▶ [Task to carry out]:
Can you retype the passage on the battery-powered cleaning machine word for word, beginning at the words "[0038] The signal" and stopping after "control circuit 63."?

▶ [Text to read]:
** Start **

Further, when the signal outputted from the battery-voltage detecting circuit 61 in
the normal mode is inputted to the control circuit 63, the control mode of the electric
motor 31 is automatically switched from the normal mode to the electricity saving
mode.
[0037] That is, also in the cleaning machine according to the present embodiment, the control
mode of the electric motor 31 is automatically switched from the normal mode to the
electricity saving mode before the voltage of the battery pack 40 reaches the discharge
stopping voltage. In other words, the largest discharging pressure of the cleaning
liquid is automatically limited before the voltage of the battery pack 40 reaches
the discharge stopping voltage, and therefore, the operating time can be extended.
[0038] The signal outputted from the operated-degree detecting circuit 162 illustrated in
FIG. 8 may be wirelessly transmitted to the main body 1. In the embodiment illustrated
in FIG. 9, the cleaning gun 2 is provided with a transmitting part 170, and the main
body 1 is provided with a receiving part 171. The transmitting part 170 transmits
the signal outputted from the operated-degree detecting circuit 162. The receiving
part 171 receives the signal transmitted from the transmitting part 170 and outputs
the signal to the control circuit 63.

** End **

▶ [Data entries]:
** Start **

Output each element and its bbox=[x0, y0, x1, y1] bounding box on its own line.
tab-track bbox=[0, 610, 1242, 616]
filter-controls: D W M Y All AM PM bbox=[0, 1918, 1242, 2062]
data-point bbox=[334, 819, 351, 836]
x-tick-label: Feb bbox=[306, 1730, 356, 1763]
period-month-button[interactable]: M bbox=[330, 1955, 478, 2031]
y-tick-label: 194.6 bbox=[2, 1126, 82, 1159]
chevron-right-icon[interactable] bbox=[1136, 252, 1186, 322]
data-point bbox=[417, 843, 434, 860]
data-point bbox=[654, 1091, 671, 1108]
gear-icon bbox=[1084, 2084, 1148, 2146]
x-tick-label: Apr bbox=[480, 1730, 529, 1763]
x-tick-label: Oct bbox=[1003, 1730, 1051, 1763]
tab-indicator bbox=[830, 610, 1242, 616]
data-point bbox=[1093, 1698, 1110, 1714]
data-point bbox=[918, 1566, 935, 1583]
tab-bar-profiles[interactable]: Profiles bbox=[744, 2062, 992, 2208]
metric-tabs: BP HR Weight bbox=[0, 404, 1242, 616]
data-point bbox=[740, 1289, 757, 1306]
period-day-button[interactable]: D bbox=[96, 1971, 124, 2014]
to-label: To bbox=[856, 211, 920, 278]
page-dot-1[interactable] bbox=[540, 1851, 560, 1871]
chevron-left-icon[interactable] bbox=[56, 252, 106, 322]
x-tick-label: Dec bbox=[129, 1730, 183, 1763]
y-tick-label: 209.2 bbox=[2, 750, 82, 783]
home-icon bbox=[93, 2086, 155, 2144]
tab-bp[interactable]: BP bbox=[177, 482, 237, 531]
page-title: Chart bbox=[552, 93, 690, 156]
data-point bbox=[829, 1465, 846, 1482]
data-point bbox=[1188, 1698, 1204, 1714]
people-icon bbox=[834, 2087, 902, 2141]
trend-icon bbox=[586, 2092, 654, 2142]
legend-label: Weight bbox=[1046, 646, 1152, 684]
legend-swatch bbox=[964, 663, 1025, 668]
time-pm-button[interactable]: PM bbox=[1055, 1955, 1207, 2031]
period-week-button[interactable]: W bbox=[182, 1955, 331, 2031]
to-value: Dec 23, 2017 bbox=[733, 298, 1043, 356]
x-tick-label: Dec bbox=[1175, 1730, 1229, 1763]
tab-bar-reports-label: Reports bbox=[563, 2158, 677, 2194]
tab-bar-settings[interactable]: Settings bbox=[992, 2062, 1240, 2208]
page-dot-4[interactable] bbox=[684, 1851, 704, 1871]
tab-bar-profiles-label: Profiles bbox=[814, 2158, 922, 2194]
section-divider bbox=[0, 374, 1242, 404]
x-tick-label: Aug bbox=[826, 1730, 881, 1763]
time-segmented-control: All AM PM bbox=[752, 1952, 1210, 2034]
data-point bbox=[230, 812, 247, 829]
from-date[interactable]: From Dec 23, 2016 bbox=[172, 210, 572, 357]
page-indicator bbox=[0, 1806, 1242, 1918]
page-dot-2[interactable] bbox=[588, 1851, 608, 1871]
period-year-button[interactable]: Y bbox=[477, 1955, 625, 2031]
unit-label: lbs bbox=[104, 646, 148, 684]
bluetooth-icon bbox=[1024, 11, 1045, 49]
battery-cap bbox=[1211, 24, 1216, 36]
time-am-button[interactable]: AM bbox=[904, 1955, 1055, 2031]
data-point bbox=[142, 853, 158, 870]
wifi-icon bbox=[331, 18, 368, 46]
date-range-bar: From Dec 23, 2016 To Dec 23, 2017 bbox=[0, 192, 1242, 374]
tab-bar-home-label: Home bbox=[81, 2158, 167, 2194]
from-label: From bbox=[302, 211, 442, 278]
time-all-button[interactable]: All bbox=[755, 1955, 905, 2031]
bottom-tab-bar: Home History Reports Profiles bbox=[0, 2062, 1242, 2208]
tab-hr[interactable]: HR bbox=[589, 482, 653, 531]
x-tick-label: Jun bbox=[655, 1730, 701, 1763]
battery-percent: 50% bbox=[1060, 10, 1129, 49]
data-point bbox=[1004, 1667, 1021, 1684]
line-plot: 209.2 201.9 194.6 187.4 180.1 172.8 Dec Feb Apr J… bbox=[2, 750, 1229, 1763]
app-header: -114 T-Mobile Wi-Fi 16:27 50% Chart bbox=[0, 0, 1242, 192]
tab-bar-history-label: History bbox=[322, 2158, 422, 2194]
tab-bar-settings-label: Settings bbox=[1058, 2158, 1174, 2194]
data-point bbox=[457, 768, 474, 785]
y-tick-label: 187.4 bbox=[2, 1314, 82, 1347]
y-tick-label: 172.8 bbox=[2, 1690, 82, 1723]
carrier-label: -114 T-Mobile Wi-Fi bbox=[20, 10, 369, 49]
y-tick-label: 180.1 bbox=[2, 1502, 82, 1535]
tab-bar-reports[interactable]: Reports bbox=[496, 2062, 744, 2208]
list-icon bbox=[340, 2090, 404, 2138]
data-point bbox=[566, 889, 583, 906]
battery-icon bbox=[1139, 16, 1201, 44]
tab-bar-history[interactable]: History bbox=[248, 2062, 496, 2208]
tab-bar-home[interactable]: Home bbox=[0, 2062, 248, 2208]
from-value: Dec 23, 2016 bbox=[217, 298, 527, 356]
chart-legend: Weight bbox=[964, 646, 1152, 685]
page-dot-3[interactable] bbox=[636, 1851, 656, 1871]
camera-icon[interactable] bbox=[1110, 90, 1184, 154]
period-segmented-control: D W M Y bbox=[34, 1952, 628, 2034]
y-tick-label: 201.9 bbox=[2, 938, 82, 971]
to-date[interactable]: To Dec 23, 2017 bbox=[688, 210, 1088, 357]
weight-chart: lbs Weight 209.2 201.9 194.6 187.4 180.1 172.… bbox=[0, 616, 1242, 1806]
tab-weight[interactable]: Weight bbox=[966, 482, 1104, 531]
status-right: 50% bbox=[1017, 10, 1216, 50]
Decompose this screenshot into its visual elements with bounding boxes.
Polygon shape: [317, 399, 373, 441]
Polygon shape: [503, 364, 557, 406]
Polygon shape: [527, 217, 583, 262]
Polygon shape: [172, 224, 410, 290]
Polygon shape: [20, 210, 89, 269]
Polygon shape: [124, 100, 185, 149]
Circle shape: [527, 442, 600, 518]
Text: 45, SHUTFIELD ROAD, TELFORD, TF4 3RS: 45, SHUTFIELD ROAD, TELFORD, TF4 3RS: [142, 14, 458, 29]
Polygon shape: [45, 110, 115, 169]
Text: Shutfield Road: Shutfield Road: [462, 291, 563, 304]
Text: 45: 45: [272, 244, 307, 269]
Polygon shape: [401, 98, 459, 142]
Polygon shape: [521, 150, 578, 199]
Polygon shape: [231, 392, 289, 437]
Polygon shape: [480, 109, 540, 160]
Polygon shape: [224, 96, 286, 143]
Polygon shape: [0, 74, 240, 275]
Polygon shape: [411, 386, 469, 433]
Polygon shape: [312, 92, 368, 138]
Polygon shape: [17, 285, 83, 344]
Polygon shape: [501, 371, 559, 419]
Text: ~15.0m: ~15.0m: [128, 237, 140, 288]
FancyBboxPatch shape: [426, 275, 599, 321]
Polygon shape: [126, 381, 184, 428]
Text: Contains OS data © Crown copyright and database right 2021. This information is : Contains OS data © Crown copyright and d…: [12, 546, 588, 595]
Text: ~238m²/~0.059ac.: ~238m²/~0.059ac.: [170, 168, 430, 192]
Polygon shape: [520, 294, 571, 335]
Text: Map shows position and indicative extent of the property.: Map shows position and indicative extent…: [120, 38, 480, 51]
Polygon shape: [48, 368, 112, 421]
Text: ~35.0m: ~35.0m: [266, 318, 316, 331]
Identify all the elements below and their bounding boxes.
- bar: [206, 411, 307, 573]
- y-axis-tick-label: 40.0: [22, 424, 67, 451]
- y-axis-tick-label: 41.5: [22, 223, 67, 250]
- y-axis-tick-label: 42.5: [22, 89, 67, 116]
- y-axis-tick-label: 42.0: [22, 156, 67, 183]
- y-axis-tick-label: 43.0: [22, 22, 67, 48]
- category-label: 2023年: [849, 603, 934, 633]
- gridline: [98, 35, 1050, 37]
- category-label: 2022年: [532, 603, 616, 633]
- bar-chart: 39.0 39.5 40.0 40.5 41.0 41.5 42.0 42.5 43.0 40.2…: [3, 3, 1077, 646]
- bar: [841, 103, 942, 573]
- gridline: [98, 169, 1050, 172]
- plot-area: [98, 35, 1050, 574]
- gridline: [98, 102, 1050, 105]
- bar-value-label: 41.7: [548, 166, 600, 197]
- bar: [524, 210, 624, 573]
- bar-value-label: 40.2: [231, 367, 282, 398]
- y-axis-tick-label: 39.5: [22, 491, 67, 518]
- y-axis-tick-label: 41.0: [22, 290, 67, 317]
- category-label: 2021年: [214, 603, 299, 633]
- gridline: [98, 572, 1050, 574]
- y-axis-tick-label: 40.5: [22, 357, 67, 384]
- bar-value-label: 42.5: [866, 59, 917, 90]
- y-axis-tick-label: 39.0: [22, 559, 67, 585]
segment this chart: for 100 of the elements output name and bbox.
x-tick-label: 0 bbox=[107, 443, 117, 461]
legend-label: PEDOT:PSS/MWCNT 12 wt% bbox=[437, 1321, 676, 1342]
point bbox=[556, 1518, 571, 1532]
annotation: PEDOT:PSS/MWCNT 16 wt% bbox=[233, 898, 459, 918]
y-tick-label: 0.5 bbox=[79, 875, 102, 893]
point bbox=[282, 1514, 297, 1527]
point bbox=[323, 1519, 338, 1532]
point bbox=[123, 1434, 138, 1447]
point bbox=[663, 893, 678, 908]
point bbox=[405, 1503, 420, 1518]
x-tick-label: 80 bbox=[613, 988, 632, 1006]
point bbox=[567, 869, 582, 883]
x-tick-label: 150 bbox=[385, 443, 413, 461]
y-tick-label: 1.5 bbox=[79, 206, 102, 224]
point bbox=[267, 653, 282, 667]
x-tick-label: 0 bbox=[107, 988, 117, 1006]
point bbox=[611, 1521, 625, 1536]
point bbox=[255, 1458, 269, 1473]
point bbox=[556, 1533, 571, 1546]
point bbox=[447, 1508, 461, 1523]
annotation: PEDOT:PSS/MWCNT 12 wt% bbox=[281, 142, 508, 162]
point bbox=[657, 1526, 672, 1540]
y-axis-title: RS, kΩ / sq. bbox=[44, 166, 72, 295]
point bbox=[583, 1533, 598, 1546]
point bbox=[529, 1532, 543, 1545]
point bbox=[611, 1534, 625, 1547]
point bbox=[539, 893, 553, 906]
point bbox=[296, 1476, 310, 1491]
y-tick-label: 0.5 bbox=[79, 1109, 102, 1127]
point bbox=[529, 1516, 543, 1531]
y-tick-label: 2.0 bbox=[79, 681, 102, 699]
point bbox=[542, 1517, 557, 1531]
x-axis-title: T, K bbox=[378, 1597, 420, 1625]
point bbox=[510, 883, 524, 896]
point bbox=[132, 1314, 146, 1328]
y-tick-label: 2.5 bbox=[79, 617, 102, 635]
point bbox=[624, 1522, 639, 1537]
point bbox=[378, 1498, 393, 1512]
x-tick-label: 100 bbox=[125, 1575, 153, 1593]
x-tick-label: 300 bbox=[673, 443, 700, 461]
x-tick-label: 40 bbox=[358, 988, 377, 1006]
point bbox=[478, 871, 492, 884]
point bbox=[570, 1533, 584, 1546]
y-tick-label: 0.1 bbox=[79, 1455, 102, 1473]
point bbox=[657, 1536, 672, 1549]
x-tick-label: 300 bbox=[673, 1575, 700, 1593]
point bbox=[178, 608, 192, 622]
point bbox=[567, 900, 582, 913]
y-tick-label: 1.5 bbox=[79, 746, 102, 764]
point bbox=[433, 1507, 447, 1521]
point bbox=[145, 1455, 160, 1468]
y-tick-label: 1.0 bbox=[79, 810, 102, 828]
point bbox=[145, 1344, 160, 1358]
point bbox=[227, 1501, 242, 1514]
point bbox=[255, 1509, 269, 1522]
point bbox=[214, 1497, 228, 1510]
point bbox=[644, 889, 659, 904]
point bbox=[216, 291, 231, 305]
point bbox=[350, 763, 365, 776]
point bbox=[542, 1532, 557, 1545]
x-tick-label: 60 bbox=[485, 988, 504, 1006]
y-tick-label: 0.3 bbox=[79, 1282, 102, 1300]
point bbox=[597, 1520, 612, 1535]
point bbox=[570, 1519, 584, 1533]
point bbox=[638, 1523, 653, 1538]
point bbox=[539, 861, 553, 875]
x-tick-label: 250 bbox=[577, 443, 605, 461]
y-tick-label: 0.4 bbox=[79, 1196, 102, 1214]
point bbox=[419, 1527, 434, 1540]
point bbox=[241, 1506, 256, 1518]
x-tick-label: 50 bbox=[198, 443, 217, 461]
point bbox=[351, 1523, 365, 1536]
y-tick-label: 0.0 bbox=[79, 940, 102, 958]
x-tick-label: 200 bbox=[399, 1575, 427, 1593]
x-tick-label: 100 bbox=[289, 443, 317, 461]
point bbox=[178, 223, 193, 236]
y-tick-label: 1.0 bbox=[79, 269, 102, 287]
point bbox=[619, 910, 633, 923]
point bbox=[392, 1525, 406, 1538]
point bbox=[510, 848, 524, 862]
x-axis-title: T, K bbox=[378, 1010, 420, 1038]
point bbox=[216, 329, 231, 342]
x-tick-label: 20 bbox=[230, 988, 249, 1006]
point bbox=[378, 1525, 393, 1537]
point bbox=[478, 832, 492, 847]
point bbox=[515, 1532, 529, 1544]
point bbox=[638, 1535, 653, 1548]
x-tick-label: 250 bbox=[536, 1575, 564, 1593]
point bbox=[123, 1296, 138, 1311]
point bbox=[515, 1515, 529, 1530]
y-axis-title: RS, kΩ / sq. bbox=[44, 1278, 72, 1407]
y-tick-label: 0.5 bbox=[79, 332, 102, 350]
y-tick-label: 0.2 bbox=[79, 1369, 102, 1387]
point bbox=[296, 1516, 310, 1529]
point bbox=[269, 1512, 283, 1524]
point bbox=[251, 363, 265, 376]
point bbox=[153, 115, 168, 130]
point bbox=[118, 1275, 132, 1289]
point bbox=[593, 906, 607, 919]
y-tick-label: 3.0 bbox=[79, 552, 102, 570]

** End **

▶ [Exercise solution]:
[0038] The signal outputted from the operated-degree detecting circuit 162 illustrated in
FIG. 8 may be wirelessly transmitted to the main body 1. In the embodiment illustrated
in FIG. 9, the cleaning gun 2 is provided with a transmitting part 170, and the main
body 1 is provided with a receiving part 171. The transmitting part 170 transmits
the signal outputted from the operated-degree detecting circuit 162. The receiving
part 171 receives the signal transmitted from the transmitting part 170 and outputs
the signal to the control circuit 63.